## start Exercise material

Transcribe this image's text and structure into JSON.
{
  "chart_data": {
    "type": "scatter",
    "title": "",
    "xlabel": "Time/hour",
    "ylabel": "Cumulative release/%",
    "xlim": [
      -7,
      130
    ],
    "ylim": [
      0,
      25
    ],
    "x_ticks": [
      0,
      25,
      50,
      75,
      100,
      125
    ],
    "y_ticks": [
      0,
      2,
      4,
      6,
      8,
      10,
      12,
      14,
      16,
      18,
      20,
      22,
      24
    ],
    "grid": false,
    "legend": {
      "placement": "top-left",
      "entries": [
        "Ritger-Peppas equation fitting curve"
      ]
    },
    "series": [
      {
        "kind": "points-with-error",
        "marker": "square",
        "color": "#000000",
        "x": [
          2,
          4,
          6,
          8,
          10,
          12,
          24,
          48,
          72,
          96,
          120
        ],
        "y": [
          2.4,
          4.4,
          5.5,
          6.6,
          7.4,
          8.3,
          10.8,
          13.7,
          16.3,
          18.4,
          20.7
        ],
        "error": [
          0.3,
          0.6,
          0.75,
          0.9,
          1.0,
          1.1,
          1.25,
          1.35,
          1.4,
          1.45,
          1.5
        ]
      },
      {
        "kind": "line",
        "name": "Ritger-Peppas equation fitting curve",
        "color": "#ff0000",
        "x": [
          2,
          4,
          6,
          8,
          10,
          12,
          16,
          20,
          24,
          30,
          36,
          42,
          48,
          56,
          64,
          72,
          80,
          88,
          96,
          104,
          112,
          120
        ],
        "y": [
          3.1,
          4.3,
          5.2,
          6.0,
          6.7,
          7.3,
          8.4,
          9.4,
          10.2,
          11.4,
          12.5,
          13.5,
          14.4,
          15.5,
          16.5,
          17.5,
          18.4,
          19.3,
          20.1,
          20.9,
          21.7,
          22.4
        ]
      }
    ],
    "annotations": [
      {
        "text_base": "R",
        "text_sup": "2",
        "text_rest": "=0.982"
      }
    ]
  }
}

## end Exercise material

# Goal of the exercise
Look through the entries above; copy every line holding the string "curve".

# Complete answer
        "Ritger-Peppas equation fitting curve"
        "name": "Ritger-Peppas equation fitting curve",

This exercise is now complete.